:: Task brief ::
Skip the pictures and repeat each line of the data exactly.

:: Record set ::

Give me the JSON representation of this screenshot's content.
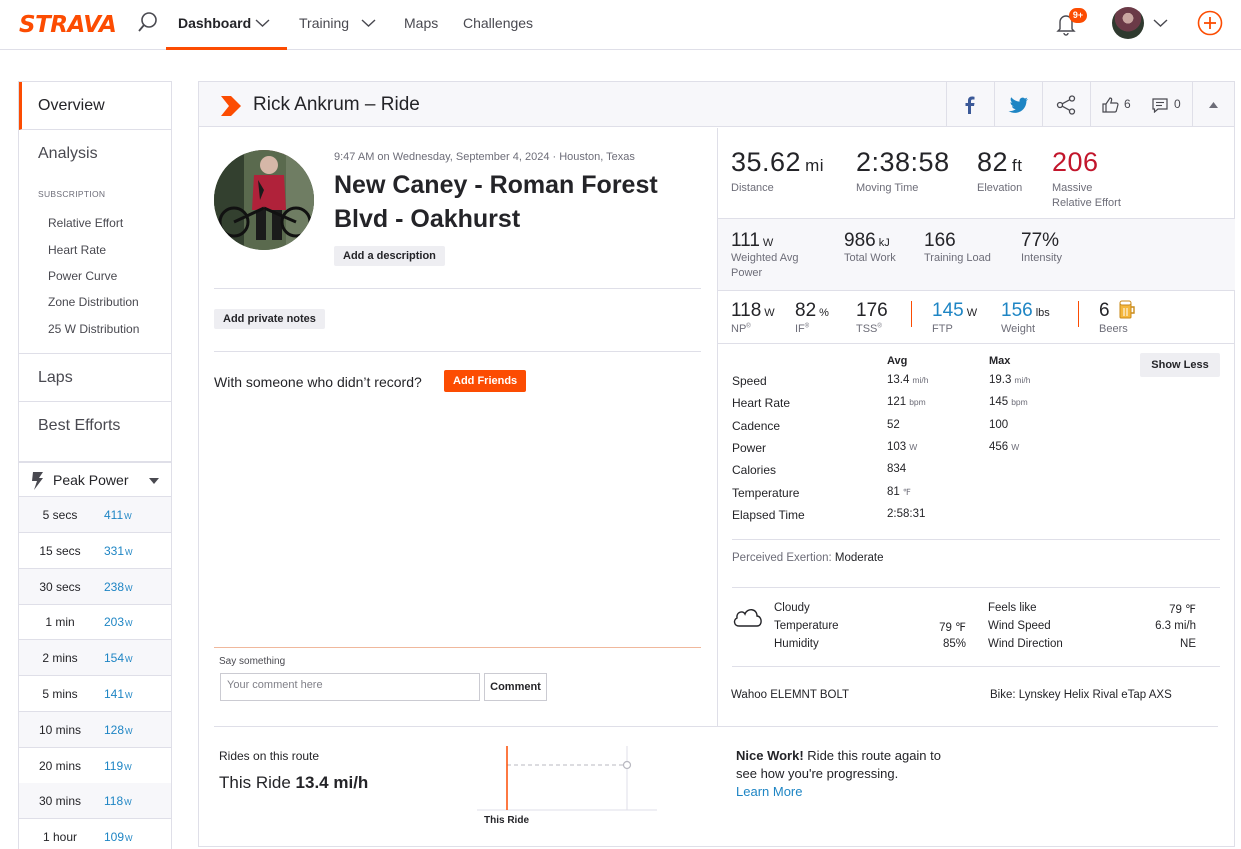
{
  "nav": {
    "logo": "STRAVA",
    "items": [
      "Dashboard",
      "Training",
      "Maps",
      "Challenges"
    ],
    "notif_badge": "9+"
  },
  "sidebar": {
    "overview": "Overview",
    "analysis": "Analysis",
    "subscription_label": "SUBSCRIPTION",
    "sub_items": [
      "Relative Effort",
      "Heart Rate",
      "Power Curve",
      "Zone Distribution",
      "25 W Distribution"
    ],
    "laps": "Laps",
    "best_efforts": "Best Efforts",
    "peak_power": "Peak Power",
    "power_unit": "W",
    "peaks": [
      {
        "label": "5 secs",
        "value": "411"
      },
      {
        "label": "15 secs",
        "value": "331"
      },
      {
        "label": "30 secs",
        "value": "238"
      },
      {
        "label": "1 min",
        "value": "203"
      },
      {
        "label": "2 mins",
        "value": "154"
      },
      {
        "label": "5 mins",
        "value": "141"
      },
      {
        "label": "10 mins",
        "value": "128"
      },
      {
        "label": "20 mins",
        "value": "119"
      },
      {
        "label": "30 mins",
        "value": "118"
      },
      {
        "label": "1 hour",
        "value": "109"
      }
    ]
  },
  "header": {
    "title": "Rick Ankrum – Ride",
    "kudos": "6",
    "comments": "0"
  },
  "activity": {
    "meta": "9:47 AM on Wednesday, September 4, 2024 · Houston, Texas",
    "title": "New Caney - Roman Forest Blvd - Oakhurst",
    "add_description": "Add a description",
    "add_private_notes": "Add private notes",
    "friends_prompt": "With someone who didn’t record?",
    "add_friends": "Add Friends",
    "say_something": "Say something",
    "comment_placeholder": "Your comment here",
    "comment_button": "Comment"
  },
  "stats": {
    "distance": {
      "value": "35.62",
      "unit": "mi",
      "label": "Distance"
    },
    "moving_time": {
      "value": "2:38:58",
      "label": "Moving Time"
    },
    "elevation": {
      "value": "82",
      "unit": "ft",
      "label": "Elevation"
    },
    "relative_effort": {
      "value": "206",
      "label1": "Massive",
      "label2": "Relative Effort"
    },
    "weighted_power": {
      "value": "111",
      "unit": "W",
      "label1": "Weighted Avg",
      "label2": "Power"
    },
    "total_work": {
      "value": "986",
      "unit": "kJ",
      "label": "Total Work"
    },
    "training_load": {
      "value": "166",
      "label": "Training Load"
    },
    "intensity": {
      "value": "77%",
      "label": "Intensity"
    },
    "np": {
      "value": "118",
      "unit": "W",
      "label": "NP",
      "sup": "®"
    },
    "if": {
      "value": "82",
      "unit": "%",
      "label": "IF",
      "sup": "®"
    },
    "tss": {
      "value": "176",
      "label": "TSS",
      "sup": "®"
    },
    "ftp": {
      "value": "145",
      "unit": "W",
      "label": "FTP"
    },
    "weight": {
      "value": "156",
      "unit": "lbs",
      "label": "Weight"
    },
    "beers": {
      "value": "6",
      "label": "Beers"
    }
  },
  "details": {
    "avg_header": "Avg",
    "max_header": "Max",
    "show_less": "Show Less",
    "rows": [
      {
        "label": "Speed",
        "avg": "13.4",
        "avg_unit": "mi/h",
        "max": "19.3",
        "max_unit": "mi/h"
      },
      {
        "label": "Heart Rate",
        "avg": "121",
        "avg_unit": "bpm",
        "max": "145",
        "max_unit": "bpm"
      },
      {
        "label": "Cadence",
        "avg": "52",
        "avg_unit": "",
        "max": "100",
        "max_unit": ""
      },
      {
        "label": "Power",
        "avg": "103",
        "avg_unit": "W",
        "max": "456",
        "max_unit": "W"
      },
      {
        "label": "Calories",
        "avg": "834",
        "avg_unit": "",
        "max": "",
        "max_unit": ""
      },
      {
        "label": "Temperature",
        "avg": "81",
        "avg_unit": "℉",
        "max": "",
        "max_unit": ""
      },
      {
        "label": "Elapsed Time",
        "avg": "2:58:31",
        "avg_unit": "",
        "max": "",
        "max_unit": ""
      }
    ],
    "exertion_label": "Perceived Exertion:",
    "exertion_value": "Moderate"
  },
  "weather": {
    "condition": "Cloudy",
    "temperature_label": "Temperature",
    "temperature": "79 ℉",
    "humidity_label": "Humidity",
    "humidity": "85%",
    "feels_like_label": "Feels like",
    "feels_like": "79 ℉",
    "wind_speed_label": "Wind Speed",
    "wind_speed": "6.3 mi/h",
    "wind_dir_label": "Wind Direction",
    "wind_dir": "NE"
  },
  "gear": {
    "device": "Wahoo ELEMNT BOLT",
    "bike": "Bike: Lynskey Helix Rival eTap AXS"
  },
  "route": {
    "label": "Rides on this route",
    "this_ride_prefix": "This Ride",
    "this_ride_speed": "13.4 mi/h",
    "chart_label": "This Ride",
    "nice_work": "Nice Work!",
    "message": "Ride this route again to see how you're progressing.",
    "learn_more": "Learn More"
  },
  "colors": {
    "accent": "#fc4c02",
    "link": "#1e85c4",
    "effort": "#c2162c"
  }
}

:: Completed task ::
Give me the JSON representation of this screenshot's content.
{
  "nav": {
    "logo": "STRAVA",
    "items": [
      "Dashboard",
      "Training",
      "Maps",
      "Challenges"
    ],
    "notif_badge": "9+"
  },
  "sidebar": {
    "overview": "Overview",
    "analysis": "Analysis",
    "subscription_label": "SUBSCRIPTION",
    "sub_items": [
      "Relative Effort",
      "Heart Rate",
      "Power Curve",
      "Zone Distribution",
      "25 W Distribution"
    ],
    "laps": "Laps",
    "best_efforts": "Best Efforts",
    "peak_power": "Peak Power",
    "power_unit": "W",
    "peaks": [
      {
        "label": "5 secs",
        "value": "411"
      },
      {
        "label": "15 secs",
        "value": "331"
      },
      {
        "label": "30 secs",
        "value": "238"
      },
      {
        "label": "1 min",
        "value": "203"
      },
      {
        "label": "2 mins",
        "value": "154"
      },
      {
        "label": "5 mins",
        "value": "141"
      },
      {
        "label": "10 mins",
        "value": "128"
      },
      {
        "label": "20 mins",
        "value": "119"
      },
      {
        "label": "30 mins",
        "value": "118"
      },
      {
        "label": "1 hour",
        "value": "109"
      }
    ]
  },
  "header": {
    "title": "Rick Ankrum – Ride",
    "kudos": "6",
    "comments": "0"
  },
  "activity": {
    "meta": "9:47 AM on Wednesday, September 4, 2024 · Houston, Texas",
    "title": "New Caney - Roman Forest Blvd - Oakhurst",
    "add_description": "Add a description",
    "add_private_notes": "Add private notes",
    "friends_prompt": "With someone who didn’t record?",
    "add_friends": "Add Friends",
    "say_something": "Say something",
    "comment_placeholder": "Your comment here",
    "comment_button": "Comment"
  },
  "stats": {
    "distance": {
      "value": "35.62",
      "unit": "mi",
      "label": "Distance"
    },
    "moving_time": {
      "value": "2:38:58",
      "label": "Moving Time"
    },
    "elevation": {
      "value": "82",
      "unit": "ft",
      "label": "Elevation"
    },
    "relative_effort": {
      "value": "206",
      "label1": "Massive",
      "label2": "Relative Effort"
    },
    "weighted_power": {
      "value": "111",
      "unit": "W",
      "label1": "Weighted Avg",
      "label2": "Power"
    },
    "total_work": {
      "value": "986",
      "unit": "kJ",
      "label": "Total Work"
    },
    "training_load": {
      "value": "166",
      "label": "Training Load"
    },
    "intensity": {
      "value": "77%",
      "label": "Intensity"
    },
    "np": {
      "value": "118",
      "unit": "W",
      "label": "NP",
      "sup": "®"
    },
    "if": {
      "value": "82",
      "unit": "%",
      "label": "IF",
      "sup": "®"
    },
    "tss": {
      "value": "176",
      "label": "TSS",
      "sup": "®"
    },
    "ftp": {
      "value": "145",
      "unit": "W",
      "label": "FTP"
    },
    "weight": {
      "value": "156",
      "unit": "lbs",
      "label": "Weight"
    },
    "beers": {
      "value": "6",
      "label": "Beers"
    }
  },
  "details": {
    "avg_header": "Avg",
    "max_header": "Max",
    "show_less": "Show Less",
    "rows": [
      {
        "label": "Speed",
        "avg": "13.4",
        "avg_unit": "mi/h",
        "max": "19.3",
        "max_unit": "mi/h"
      },
      {
        "label": "Heart Rate",
        "avg": "121",
        "avg_unit": "bpm",
        "max": "145",
        "max_unit": "bpm"
      },
      {
        "label": "Cadence",
        "avg": "52",
        "avg_unit": "",
        "max": "100",
        "max_unit": ""
      },
      {
        "label": "Power",
        "avg": "103",
        "avg_unit": "W",
        "max": "456",
        "max_unit": "W"
      },
      {
        "label": "Calories",
        "avg": "834",
        "avg_unit": "",
        "max": "",
        "max_unit": ""
      },
      {
        "label": "Temperature",
        "avg": "81",
        "avg_unit": "℉",
        "max": "",
        "max_unit": ""
      },
      {
        "label": "Elapsed Time",
        "avg": "2:58:31",
        "avg_unit": "",
        "max": "",
        "max_unit": ""
      }
    ],
    "exertion_label": "Perceived Exertion:",
    "exertion_value": "Moderate"
  },
  "weather": {
    "condition": "Cloudy",
    "temperature_label": "Temperature",
    "temperature": "79 ℉",
    "humidity_label": "Humidity",
    "humidity": "85%",
    "feels_like_label": "Feels like",
    "feels_like": "79 ℉",
    "wind_speed_label": "Wind Speed",
    "wind_speed": "6.3 mi/h",
    "wind_dir_label": "Wind Direction",
    "wind_dir": "NE"
  },
  "gear": {
    "device": "Wahoo ELEMNT BOLT",
    "bike": "Bike: Lynskey Helix Rival eTap AXS"
  },
  "route": {
    "label": "Rides on this route",
    "this_ride_prefix": "This Ride",
    "this_ride_speed": "13.4 mi/h",
    "chart_label": "This Ride",
    "nice_work": "Nice Work!",
    "message": "Ride this route again to see how you're progressing.",
    "learn_more": "Learn More"
  },
  "colors": {
    "accent": "#fc4c02",
    "link": "#1e85c4",
    "effort": "#c2162c"
  }
}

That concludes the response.